■ **What the task asks**: Could you copy every line from the material below in which "ylabel" appears?

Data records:
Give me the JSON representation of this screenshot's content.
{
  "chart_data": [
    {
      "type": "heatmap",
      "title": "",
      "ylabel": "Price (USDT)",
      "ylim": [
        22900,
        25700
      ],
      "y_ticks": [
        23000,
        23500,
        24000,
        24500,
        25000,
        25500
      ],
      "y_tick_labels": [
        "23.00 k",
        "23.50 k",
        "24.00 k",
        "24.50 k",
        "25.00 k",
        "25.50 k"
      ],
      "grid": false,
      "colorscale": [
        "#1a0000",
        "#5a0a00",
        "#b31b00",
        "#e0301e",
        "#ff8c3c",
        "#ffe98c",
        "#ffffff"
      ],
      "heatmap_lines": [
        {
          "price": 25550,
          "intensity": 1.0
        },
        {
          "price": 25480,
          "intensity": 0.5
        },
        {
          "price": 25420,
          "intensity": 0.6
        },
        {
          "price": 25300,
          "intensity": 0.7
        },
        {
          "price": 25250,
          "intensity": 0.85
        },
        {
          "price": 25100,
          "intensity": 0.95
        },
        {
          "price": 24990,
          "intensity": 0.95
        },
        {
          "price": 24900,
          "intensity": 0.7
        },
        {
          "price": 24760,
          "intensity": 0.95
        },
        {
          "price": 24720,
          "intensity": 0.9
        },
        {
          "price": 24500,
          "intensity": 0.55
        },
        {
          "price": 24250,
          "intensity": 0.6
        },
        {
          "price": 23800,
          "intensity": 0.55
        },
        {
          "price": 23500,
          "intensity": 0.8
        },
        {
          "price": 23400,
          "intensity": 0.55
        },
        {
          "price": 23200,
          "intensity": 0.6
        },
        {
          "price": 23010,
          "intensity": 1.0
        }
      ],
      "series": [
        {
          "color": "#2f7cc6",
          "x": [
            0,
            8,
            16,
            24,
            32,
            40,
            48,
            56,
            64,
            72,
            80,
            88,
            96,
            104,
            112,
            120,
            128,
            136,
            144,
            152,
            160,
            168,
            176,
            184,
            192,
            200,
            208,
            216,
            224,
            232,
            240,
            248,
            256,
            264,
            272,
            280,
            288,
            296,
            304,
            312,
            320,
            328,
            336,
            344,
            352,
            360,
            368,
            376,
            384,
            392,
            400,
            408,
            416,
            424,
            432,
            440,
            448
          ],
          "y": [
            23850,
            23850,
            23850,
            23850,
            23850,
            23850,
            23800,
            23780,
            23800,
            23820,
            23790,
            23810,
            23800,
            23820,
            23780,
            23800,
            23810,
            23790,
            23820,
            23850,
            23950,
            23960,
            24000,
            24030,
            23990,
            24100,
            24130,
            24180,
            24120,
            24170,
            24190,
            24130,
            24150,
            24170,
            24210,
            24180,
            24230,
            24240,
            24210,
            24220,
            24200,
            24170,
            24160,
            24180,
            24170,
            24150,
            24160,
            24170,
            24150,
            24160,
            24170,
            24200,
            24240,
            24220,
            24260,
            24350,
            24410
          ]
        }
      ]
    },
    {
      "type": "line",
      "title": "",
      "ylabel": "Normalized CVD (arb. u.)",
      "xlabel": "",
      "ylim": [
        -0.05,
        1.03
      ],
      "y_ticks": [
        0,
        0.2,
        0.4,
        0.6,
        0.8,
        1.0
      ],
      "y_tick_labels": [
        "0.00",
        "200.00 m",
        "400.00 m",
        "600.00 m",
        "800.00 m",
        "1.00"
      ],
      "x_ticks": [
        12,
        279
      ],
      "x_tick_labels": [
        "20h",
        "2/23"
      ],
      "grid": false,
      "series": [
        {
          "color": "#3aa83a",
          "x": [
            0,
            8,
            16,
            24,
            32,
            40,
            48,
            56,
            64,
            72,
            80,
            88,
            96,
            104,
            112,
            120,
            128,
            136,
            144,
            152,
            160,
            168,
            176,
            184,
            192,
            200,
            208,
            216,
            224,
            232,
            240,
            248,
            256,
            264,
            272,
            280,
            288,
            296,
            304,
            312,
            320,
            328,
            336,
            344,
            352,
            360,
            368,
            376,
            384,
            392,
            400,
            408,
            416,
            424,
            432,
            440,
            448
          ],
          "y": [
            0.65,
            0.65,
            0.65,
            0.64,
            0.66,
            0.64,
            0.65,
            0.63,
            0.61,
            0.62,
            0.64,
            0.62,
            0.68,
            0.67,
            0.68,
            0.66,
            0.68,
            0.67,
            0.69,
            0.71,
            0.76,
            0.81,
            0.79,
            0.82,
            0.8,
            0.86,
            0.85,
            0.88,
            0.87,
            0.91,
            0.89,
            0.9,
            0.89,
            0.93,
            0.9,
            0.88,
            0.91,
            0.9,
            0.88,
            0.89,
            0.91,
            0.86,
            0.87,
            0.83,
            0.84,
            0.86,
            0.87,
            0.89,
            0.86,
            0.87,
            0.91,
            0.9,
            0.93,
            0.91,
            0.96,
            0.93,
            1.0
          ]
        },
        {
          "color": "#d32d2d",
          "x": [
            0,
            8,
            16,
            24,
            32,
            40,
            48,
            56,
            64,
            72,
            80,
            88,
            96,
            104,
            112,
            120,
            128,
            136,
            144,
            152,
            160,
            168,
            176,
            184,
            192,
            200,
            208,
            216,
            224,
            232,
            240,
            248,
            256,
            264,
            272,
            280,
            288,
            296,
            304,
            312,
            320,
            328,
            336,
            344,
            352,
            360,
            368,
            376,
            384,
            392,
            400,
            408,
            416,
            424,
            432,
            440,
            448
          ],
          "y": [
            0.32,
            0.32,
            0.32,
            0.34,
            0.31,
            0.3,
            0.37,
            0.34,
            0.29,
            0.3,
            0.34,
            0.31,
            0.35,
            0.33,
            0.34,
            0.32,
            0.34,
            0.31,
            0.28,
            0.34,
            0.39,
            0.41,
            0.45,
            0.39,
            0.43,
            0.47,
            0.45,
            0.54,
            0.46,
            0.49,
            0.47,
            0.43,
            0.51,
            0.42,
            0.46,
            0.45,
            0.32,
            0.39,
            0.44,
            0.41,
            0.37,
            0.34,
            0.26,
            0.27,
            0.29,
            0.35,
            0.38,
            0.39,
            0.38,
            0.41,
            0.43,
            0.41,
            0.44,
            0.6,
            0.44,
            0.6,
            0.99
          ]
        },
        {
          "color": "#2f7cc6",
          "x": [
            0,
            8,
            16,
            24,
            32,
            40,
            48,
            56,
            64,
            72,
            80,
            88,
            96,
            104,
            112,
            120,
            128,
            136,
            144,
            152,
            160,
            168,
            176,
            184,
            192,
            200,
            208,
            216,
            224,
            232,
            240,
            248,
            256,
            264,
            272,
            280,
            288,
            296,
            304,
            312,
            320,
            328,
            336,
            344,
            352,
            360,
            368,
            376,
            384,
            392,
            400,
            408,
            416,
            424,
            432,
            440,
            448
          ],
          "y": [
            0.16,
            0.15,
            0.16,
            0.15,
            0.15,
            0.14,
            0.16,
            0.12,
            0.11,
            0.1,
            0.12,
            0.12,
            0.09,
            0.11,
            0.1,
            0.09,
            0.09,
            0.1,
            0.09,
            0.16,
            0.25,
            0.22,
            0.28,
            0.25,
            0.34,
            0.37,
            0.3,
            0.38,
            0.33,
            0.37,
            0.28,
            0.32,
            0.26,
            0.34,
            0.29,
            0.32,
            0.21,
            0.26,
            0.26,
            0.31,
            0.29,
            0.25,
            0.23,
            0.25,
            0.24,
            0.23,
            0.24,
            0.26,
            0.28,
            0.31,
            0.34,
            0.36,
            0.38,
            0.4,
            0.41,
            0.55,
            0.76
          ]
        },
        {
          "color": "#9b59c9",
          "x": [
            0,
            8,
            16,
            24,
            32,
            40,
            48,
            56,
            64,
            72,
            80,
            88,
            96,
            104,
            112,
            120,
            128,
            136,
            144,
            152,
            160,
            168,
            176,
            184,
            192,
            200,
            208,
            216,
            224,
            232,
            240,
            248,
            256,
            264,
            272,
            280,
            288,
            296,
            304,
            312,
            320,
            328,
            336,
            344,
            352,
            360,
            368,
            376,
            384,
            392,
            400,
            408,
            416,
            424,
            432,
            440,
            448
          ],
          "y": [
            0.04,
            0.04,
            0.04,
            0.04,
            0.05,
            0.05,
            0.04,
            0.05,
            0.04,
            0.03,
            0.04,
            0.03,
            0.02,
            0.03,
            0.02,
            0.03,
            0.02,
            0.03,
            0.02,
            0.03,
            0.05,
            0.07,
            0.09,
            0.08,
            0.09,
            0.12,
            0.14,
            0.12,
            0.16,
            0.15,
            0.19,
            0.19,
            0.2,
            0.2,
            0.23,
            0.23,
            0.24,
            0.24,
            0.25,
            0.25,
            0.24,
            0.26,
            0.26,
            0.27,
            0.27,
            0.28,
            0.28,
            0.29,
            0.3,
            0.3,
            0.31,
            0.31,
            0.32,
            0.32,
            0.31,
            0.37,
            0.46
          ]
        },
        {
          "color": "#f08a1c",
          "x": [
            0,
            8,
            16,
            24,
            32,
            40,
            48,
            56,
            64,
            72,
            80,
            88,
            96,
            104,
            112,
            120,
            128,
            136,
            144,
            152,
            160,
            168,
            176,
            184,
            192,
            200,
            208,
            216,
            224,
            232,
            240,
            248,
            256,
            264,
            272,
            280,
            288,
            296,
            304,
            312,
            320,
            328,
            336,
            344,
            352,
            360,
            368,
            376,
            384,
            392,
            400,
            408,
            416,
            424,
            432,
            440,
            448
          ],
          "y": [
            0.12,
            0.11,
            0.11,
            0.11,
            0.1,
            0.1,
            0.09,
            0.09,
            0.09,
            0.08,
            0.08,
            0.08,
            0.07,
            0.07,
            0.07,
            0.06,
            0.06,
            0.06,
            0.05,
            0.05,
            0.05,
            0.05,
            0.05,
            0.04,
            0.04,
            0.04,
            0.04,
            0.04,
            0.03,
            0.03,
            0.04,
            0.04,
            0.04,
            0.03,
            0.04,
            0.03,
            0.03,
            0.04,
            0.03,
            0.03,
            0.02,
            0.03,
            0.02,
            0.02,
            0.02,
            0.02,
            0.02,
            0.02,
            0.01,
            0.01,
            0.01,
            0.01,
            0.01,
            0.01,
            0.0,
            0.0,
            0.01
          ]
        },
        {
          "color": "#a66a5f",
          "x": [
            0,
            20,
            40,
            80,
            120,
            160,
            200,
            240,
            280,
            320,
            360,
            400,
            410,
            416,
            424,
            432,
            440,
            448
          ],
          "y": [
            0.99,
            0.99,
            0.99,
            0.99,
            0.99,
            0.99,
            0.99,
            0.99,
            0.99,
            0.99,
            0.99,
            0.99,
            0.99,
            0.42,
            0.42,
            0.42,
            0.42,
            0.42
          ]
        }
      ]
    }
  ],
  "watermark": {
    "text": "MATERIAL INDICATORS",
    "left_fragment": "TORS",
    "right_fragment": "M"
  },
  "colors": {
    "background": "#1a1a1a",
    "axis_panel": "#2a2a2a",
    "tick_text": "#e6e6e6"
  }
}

■ **Reply**:
      "ylabel": "Price (USDT)",
      "ylabel": "Normalized CVD (arb. u.)",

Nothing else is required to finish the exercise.